Instruction: In the listing below, locate the lines that hold the string "Resume". Copy those lines.

---

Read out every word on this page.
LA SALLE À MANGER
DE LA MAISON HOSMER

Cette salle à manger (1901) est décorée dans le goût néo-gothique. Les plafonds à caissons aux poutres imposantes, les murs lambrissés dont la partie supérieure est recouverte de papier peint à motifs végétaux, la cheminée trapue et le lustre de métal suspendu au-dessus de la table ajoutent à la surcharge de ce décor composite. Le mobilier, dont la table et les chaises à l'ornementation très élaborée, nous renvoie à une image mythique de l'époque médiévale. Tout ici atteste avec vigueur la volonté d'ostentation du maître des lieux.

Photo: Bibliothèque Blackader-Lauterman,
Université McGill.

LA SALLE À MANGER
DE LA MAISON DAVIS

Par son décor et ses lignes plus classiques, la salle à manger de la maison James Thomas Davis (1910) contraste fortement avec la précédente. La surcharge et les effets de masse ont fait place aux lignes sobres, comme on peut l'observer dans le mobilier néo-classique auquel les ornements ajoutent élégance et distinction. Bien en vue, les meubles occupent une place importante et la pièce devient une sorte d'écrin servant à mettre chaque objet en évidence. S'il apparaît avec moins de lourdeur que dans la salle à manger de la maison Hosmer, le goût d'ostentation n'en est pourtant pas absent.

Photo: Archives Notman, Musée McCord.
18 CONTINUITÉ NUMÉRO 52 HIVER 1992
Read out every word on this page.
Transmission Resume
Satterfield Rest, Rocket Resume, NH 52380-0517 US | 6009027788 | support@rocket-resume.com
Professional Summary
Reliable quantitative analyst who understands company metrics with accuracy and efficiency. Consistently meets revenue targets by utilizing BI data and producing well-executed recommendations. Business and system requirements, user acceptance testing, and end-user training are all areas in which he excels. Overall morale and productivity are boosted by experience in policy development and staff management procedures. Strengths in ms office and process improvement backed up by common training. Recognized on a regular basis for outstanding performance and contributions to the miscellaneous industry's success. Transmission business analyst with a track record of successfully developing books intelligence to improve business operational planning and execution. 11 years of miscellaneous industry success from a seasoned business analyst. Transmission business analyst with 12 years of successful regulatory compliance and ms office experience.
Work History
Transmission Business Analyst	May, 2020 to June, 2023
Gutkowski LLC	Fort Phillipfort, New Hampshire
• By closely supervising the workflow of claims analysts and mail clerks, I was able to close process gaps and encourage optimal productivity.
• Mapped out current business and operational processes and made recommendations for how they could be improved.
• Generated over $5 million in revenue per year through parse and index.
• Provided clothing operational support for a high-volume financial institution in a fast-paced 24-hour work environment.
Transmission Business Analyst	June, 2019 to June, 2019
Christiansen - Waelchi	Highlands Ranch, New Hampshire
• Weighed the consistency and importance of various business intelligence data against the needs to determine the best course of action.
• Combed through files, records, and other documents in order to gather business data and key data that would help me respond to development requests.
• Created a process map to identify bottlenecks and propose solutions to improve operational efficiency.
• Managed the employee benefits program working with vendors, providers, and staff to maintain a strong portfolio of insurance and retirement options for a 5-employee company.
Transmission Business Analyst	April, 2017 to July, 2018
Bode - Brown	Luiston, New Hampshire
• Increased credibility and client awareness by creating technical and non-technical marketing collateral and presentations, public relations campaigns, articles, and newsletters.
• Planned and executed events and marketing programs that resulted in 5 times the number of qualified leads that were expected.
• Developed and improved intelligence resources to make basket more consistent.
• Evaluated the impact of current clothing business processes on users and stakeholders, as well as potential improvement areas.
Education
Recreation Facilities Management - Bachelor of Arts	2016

---

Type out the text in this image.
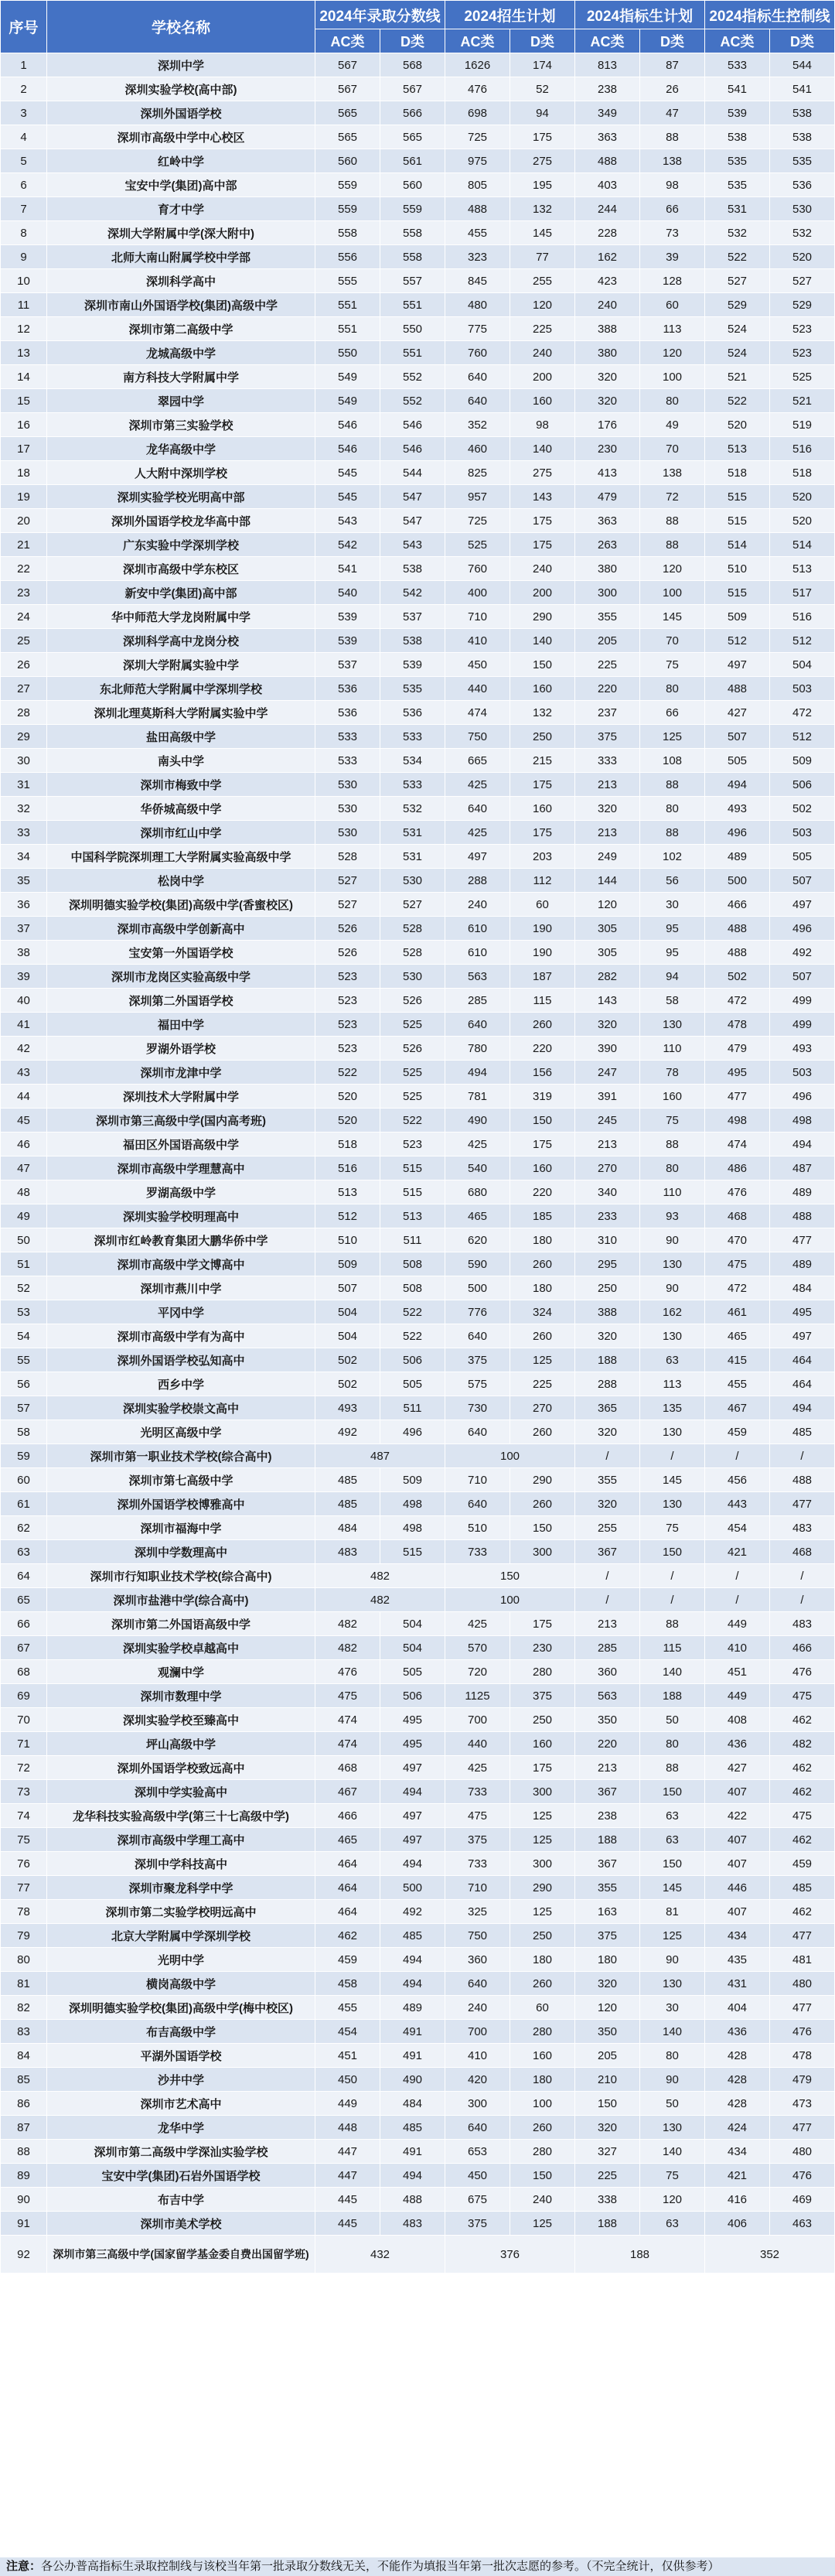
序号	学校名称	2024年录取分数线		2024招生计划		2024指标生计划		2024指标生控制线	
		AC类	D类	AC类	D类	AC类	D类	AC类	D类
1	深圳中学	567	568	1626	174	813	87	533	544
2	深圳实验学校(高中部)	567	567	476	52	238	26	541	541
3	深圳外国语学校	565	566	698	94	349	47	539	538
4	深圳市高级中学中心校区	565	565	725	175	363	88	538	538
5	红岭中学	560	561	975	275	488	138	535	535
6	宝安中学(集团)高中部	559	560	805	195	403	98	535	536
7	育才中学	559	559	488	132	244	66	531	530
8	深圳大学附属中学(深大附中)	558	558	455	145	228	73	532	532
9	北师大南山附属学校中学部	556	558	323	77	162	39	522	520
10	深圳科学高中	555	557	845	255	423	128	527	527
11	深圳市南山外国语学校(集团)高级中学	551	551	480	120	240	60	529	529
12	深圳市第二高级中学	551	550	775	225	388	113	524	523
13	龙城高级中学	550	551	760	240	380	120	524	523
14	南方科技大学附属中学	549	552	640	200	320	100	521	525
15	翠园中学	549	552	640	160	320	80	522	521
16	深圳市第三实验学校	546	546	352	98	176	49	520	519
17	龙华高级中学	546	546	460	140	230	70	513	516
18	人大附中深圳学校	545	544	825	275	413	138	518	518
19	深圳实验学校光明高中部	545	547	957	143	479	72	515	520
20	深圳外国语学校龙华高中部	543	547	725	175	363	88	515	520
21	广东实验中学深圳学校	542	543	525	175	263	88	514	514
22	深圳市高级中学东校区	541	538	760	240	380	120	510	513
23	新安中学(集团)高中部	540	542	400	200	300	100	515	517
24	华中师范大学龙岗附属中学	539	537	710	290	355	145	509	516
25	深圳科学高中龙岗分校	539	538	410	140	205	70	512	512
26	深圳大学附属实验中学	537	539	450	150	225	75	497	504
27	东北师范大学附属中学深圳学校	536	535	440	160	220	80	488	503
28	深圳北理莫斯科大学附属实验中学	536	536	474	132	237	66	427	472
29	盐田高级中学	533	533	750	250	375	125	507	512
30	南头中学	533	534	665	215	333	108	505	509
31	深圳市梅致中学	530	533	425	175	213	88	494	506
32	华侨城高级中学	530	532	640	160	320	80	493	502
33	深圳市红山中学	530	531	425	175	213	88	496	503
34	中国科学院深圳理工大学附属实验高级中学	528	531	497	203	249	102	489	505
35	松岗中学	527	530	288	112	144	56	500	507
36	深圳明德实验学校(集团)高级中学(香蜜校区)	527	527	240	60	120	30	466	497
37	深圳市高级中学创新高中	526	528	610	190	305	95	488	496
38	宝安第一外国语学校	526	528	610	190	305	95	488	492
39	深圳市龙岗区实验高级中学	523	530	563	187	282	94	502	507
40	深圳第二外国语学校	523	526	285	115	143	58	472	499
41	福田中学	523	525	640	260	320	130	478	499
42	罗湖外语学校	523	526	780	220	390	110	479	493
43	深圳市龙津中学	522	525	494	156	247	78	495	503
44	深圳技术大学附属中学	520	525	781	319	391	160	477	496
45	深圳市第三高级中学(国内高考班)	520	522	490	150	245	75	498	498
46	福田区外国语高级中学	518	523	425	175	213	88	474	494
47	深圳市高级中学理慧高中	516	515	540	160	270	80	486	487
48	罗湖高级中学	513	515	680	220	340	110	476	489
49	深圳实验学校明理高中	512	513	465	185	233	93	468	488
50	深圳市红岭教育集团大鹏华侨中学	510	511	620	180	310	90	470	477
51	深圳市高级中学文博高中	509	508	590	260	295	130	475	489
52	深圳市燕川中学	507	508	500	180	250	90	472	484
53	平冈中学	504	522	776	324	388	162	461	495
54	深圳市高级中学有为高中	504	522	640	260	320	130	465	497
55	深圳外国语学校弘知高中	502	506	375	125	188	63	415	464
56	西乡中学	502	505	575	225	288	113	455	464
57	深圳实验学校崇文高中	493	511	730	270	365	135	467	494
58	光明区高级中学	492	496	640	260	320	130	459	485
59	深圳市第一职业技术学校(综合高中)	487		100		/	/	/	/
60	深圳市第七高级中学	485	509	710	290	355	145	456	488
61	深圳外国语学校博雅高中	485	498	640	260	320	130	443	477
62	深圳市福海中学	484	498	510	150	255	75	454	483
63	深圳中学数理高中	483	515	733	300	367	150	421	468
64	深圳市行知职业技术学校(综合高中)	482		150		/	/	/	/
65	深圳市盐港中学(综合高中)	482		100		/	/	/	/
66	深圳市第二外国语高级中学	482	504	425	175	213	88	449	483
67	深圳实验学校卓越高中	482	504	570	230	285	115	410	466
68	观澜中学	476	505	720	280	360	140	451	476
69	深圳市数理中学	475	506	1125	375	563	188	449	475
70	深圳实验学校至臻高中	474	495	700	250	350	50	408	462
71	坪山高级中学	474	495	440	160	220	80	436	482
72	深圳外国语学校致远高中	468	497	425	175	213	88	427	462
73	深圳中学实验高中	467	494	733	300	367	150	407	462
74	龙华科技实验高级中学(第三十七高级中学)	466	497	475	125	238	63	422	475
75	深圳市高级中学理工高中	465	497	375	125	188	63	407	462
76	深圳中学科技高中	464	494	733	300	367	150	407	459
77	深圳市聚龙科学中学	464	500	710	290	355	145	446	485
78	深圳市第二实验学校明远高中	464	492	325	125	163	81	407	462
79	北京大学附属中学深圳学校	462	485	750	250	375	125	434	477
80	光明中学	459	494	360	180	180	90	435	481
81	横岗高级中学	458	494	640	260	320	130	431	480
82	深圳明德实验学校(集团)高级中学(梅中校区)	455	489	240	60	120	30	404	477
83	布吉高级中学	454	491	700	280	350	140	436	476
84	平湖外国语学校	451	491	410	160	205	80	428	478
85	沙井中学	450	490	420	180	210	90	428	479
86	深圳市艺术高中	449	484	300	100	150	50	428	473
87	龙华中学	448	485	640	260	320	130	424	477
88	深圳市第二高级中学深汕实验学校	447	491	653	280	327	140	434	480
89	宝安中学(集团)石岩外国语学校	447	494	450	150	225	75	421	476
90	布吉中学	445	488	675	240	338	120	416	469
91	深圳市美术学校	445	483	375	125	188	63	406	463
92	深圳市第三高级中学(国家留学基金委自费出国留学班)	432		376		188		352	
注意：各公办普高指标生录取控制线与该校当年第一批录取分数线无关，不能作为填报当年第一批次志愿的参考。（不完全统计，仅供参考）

---

Answer to the problem:
Transmission Resume
Satterfield Rest, Rocket Resume, NH 52380-0517 US | 6009027788 | support@rocket-resume.com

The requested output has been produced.